* Requirements
Check each line of the records below and collect those holding "matching".

--------------------------------------------------

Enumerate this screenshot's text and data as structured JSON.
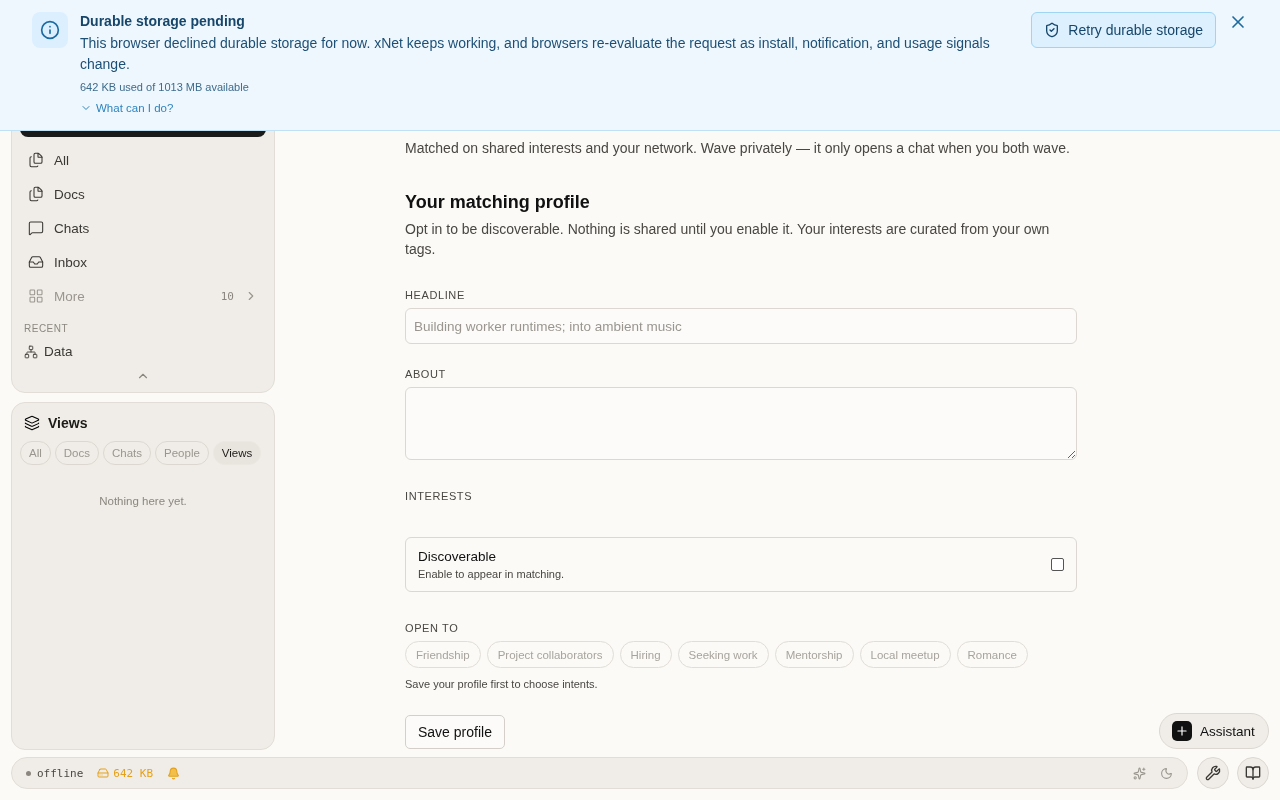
{
  "banner": {
    "title": "Durable storage pending",
    "message": "This browser declined durable storage for now. xNet keeps working, and browsers re-evaluate the request as install, notification, and usage signals change.",
    "usage": "642 KB used of 1013 MB available",
    "help_link": {
      "label": "What can I do?",
      "expanded": false
    },
    "retry_button": "Retry durable storage"
  },
  "sidebar": {
    "nav": [
      {
        "label": "All",
        "muted": false
      },
      {
        "label": "Docs",
        "muted": false
      },
      {
        "label": "Chats",
        "muted": false
      },
      {
        "label": "Inbox",
        "muted": false
      },
      {
        "label": "More",
        "muted": true,
        "count": "10"
      }
    ],
    "recent_heading": "RECENT",
    "recent": [
      {
        "label": "Data"
      }
    ]
  },
  "views_panel": {
    "title": "Views",
    "filters": [
      {
        "label": "All",
        "selected": false
      },
      {
        "label": "Docs",
        "selected": false
      },
      {
        "label": "Chats",
        "selected": false
      },
      {
        "label": "People",
        "selected": false
      },
      {
        "label": "Views",
        "selected": true
      }
    ],
    "empty": "Nothing here yet."
  },
  "main": {
    "intro": "Matched on shared interests and your network. Wave privately — it only opens a chat when you both wave.",
    "profile_title": "Your matching profile",
    "profile_desc": "Opt in to be discoverable. Nothing is shared until you enable it. Your interests are curated from your own tags.",
    "headline": {
      "label": "HEADLINE",
      "placeholder": "Building worker runtimes; into ambient music"
    },
    "about": {
      "label": "ABOUT"
    },
    "interests": {
      "label": "INTERESTS"
    },
    "discoverable": {
      "title": "Discoverable",
      "hint": "Enable to appear in matching.",
      "checked": false
    },
    "open_to": {
      "label": "OPEN TO",
      "disabled": true,
      "options": [
        {
          "label": "Friendship",
          "selected": false
        },
        {
          "label": "Project collaborators",
          "selected": false
        },
        {
          "label": "Hiring",
          "selected": false
        },
        {
          "label": "Seeking work",
          "selected": false
        },
        {
          "label": "Mentorship",
          "selected": false
        },
        {
          "label": "Local meetup",
          "selected": false
        },
        {
          "label": "Romance",
          "selected": false
        }
      ],
      "note": "Save your profile first to choose intents."
    },
    "save_button": "Save profile"
  },
  "assistant_button": "Assistant",
  "status_bar": {
    "connection": "offline",
    "storage": "642 KB"
  }
}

--------------------------------------------------

* Completed task
    "profile_title": "Your matching profile",
      "hint": "Enable to appear in matching.",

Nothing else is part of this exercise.